Exercise aim
Return exactly the span of lines that opens with the line containing "What's the underlying" and closes with the last line of the data, inclusive.

Task inputs
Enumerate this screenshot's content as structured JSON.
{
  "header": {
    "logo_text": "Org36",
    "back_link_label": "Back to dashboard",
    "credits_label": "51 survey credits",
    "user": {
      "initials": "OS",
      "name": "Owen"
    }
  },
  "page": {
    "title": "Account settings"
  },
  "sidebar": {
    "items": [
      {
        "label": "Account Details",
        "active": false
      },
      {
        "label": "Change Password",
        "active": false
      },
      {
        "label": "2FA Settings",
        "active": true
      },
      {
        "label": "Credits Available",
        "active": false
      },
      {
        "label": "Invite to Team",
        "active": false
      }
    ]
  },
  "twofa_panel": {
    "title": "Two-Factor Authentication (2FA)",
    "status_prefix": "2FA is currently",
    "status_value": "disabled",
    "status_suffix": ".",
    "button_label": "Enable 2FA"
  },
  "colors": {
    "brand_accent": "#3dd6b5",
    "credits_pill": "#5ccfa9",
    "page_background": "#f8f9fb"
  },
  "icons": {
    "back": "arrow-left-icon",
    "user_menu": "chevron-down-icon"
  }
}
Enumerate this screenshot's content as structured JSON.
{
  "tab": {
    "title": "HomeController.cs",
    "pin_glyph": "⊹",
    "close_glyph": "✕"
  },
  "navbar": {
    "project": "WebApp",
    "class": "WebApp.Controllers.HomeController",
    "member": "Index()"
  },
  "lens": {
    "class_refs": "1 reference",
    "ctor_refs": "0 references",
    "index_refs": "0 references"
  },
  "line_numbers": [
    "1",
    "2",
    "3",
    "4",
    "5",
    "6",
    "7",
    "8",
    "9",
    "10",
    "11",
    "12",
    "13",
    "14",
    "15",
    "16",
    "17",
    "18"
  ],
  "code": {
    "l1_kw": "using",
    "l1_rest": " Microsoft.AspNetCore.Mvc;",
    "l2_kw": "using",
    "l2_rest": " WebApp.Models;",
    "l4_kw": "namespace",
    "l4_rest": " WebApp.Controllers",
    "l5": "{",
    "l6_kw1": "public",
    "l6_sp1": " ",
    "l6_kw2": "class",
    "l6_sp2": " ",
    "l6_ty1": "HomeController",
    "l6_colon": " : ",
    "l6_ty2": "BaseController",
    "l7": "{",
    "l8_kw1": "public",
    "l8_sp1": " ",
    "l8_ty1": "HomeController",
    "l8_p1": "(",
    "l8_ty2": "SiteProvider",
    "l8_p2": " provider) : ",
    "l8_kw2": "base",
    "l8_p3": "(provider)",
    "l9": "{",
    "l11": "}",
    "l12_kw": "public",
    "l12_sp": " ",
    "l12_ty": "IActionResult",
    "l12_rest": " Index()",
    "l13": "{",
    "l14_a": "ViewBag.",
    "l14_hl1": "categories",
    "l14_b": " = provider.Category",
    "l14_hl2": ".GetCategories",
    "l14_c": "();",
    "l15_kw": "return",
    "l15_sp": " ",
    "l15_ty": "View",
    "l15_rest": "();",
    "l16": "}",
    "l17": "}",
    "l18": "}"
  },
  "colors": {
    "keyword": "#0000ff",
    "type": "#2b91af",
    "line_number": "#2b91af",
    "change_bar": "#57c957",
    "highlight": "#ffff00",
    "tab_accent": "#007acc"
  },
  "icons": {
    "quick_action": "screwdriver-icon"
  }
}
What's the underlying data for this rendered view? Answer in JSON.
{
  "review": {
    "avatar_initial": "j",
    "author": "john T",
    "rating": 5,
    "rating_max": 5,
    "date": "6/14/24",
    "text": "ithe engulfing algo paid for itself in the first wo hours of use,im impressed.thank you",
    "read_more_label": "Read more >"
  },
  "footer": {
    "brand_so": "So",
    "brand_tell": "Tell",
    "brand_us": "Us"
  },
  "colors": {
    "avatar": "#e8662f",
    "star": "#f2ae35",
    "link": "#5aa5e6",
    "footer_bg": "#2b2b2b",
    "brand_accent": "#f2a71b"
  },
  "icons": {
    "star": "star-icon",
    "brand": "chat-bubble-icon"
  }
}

Exercise answer
What's the underlying data for this rendered view? Answer in JSON.
{
  "review": {
    "avatar_initial": "j",
    "author": "john T",
    "rating": 5,
    "rating_max": 5,
    "date": "6/14/24",
    "text": "ithe engulfing algo paid for itself in the first wo hours of use,im impressed.thank you",
    "read_more_label": "Read more >"
  },
  "footer": {
    "brand_so": "So",
    "brand_tell": "Tell",
    "brand_us": "Us"
  },
  "colors": {
    "avatar": "#e8662f",
    "star": "#f2ae35",
    "link": "#5aa5e6",
    "footer_bg": "#2b2b2b",
    "brand_accent": "#f2a71b"
  },
  "icons": {
    "star": "star-icon",
    "brand": "chat-bubble-icon"
  }
}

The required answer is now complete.